(WRITTEN REQUEST) Search the records for "realizable" and copy each line that holds it.

-- begin ENTRIES --

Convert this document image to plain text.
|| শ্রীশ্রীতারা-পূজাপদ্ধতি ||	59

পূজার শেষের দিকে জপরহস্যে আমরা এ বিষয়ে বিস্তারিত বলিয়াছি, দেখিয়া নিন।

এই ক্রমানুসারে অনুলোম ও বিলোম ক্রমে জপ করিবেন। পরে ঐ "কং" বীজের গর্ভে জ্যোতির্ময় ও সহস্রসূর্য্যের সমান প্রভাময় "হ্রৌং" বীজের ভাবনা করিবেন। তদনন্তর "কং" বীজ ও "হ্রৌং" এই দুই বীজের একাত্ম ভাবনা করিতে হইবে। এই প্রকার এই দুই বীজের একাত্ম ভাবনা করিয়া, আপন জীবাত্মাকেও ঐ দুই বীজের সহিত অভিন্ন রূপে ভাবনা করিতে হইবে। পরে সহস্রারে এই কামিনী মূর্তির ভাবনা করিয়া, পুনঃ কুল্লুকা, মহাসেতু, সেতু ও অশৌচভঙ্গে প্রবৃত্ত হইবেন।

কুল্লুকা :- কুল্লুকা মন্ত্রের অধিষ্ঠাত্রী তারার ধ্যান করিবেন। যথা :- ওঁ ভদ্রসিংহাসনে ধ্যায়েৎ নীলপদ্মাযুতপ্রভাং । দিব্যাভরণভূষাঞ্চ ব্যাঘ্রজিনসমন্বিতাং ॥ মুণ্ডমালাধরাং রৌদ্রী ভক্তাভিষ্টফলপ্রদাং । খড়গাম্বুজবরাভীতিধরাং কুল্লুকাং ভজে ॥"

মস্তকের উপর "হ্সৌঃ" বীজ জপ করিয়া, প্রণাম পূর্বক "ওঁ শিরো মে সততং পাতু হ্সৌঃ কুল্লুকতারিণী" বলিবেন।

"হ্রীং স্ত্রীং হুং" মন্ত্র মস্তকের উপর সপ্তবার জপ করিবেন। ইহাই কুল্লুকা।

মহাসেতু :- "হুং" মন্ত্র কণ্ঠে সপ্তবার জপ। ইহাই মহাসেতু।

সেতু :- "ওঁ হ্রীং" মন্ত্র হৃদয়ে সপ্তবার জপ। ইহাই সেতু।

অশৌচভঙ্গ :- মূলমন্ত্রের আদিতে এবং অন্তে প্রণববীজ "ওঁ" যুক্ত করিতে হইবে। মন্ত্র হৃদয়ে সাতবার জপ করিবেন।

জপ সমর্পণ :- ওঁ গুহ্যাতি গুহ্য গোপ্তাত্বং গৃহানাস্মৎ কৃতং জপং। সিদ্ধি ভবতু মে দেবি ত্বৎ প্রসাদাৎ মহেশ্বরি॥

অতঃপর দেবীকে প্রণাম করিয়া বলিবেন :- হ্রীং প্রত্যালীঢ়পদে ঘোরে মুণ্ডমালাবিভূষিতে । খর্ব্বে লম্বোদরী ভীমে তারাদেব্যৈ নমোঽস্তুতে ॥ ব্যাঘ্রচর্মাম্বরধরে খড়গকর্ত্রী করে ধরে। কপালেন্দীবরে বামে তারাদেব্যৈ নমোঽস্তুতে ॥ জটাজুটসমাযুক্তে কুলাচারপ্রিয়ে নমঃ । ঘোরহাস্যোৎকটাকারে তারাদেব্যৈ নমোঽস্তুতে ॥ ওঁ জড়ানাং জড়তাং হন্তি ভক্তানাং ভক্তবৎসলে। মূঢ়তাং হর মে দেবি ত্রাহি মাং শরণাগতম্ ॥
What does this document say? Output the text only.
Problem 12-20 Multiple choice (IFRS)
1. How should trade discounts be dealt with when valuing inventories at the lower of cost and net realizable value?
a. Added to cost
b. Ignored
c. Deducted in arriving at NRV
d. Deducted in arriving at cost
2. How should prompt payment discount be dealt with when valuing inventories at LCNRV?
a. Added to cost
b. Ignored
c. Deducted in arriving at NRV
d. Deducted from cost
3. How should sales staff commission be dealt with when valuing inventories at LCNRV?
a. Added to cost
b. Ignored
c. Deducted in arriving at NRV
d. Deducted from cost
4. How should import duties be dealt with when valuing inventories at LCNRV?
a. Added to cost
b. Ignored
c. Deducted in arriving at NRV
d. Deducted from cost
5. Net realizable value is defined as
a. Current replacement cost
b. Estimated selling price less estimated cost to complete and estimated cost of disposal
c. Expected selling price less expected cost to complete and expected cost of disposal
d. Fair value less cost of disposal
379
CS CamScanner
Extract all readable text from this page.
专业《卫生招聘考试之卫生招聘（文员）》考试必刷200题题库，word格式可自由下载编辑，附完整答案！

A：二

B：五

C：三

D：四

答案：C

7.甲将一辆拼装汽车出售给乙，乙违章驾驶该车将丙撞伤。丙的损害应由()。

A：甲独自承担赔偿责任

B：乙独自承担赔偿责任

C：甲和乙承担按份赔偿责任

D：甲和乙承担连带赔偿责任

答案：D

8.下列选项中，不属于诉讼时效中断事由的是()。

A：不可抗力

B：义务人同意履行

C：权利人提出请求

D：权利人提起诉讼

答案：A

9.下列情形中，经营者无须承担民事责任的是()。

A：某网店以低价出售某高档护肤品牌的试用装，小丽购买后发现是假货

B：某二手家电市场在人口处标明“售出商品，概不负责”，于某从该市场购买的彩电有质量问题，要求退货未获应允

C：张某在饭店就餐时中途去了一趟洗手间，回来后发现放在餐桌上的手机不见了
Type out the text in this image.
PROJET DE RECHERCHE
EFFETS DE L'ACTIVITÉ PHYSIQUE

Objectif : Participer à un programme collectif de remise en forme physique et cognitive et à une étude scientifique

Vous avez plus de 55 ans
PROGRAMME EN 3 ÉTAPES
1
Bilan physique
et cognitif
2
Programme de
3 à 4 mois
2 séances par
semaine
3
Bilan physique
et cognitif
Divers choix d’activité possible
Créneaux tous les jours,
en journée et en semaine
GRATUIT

-- end ENTRIES --

(SOLUTION TO THE EXERCISE)
1. How should trade discounts be dealt with when valuing inventories at the lower of cost and net realizable value?
5. Net realizable value is defined as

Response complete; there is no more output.